▸ WHAT YOU WILL DO: Reproduce every entry exactly and leave its pictures out.

BEGIN MATERIAL

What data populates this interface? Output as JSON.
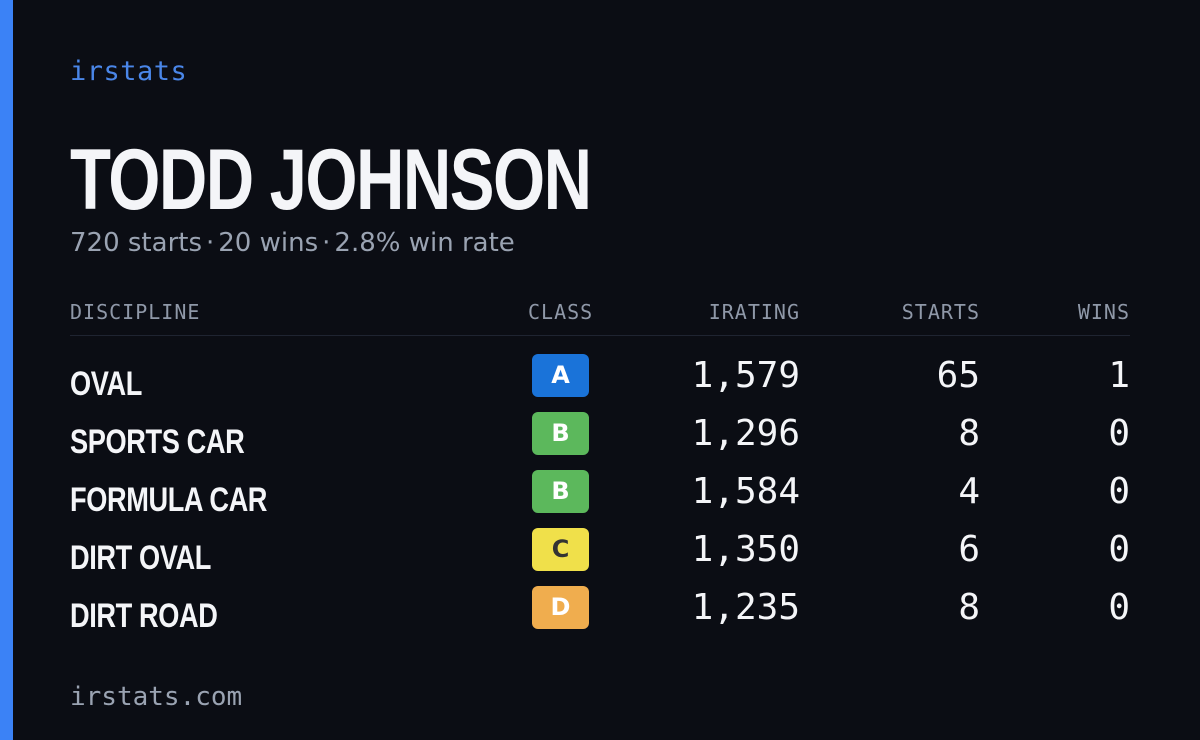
{
  "brand": "irstats",
  "player": {
    "name": "TODD JOHNSON",
    "starts": "720 starts",
    "wins": "20 wins",
    "win_rate": "2.8% win rate",
    "separator": "·"
  },
  "table": {
    "headers": {
      "discipline": "DISCIPLINE",
      "class": "CLASS",
      "irating": "IRATING",
      "starts": "STARTS",
      "wins": "WINS"
    },
    "rows": [
      {
        "discipline": "OVAL",
        "class": "A",
        "class_color": "#1a73d9",
        "class_text_color": "#ffffff",
        "irating": "1,579",
        "starts": "65",
        "wins": "1"
      },
      {
        "discipline": "SPORTS CAR",
        "class": "B",
        "class_color": "#5cb85c",
        "class_text_color": "#ffffff",
        "irating": "1,296",
        "starts": "8",
        "wins": "0"
      },
      {
        "discipline": "FORMULA CAR",
        "class": "B",
        "class_color": "#5cb85c",
        "class_text_color": "#ffffff",
        "irating": "1,584",
        "starts": "4",
        "wins": "0"
      },
      {
        "discipline": "DIRT OVAL",
        "class": "C",
        "class_color": "#f0e04a",
        "class_text_color": "#333333",
        "irating": "1,350",
        "starts": "6",
        "wins": "0"
      },
      {
        "discipline": "DIRT ROAD",
        "class": "D",
        "class_color": "#f0ad4e",
        "class_text_color": "#ffffff",
        "irating": "1,235",
        "starts": "8",
        "wins": "0"
      }
    ]
  },
  "footer": {
    "url": "irstats.com"
  },
  "colors": {
    "background": "#0b0d14",
    "accent": "#3b82f6"
  }
}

END MATERIAL

▸ ANSWER FOR THIS EXERCISE:
What data populates this interface? Output as JSON.
{
  "brand": "irstats",
  "player": {
    "name": "TODD JOHNSON",
    "starts": "720 starts",
    "wins": "20 wins",
    "win_rate": "2.8% win rate",
    "separator": "·"
  },
  "table": {
    "headers": {
      "discipline": "DISCIPLINE",
      "class": "CLASS",
      "irating": "IRATING",
      "starts": "STARTS",
      "wins": "WINS"
    },
    "rows": [
      {
        "discipline": "OVAL",
        "class": "A",
        "class_color": "#1a73d9",
        "class_text_color": "#ffffff",
        "irating": "1,579",
        "starts": "65",
        "wins": "1"
      },
      {
        "discipline": "SPORTS CAR",
        "class": "B",
        "class_color": "#5cb85c",
        "class_text_color": "#ffffff",
        "irating": "1,296",
        "starts": "8",
        "wins": "0"
      },
      {
        "discipline": "FORMULA CAR",
        "class": "B",
        "class_color": "#5cb85c",
        "class_text_color": "#ffffff",
        "irating": "1,584",
        "starts": "4",
        "wins": "0"
      },
      {
        "discipline": "DIRT OVAL",
        "class": "C",
        "class_color": "#f0e04a",
        "class_text_color": "#333333",
        "irating": "1,350",
        "starts": "6",
        "wins": "0"
      },
      {
        "discipline": "DIRT ROAD",
        "class": "D",
        "class_color": "#f0ad4e",
        "class_text_color": "#ffffff",
        "irating": "1,235",
        "starts": "8",
        "wins": "0"
      }
    ]
  },
  "footer": {
    "url": "irstats.com"
  },
  "colors": {
    "background": "#0b0d14",
    "accent": "#3b82f6"
  }
}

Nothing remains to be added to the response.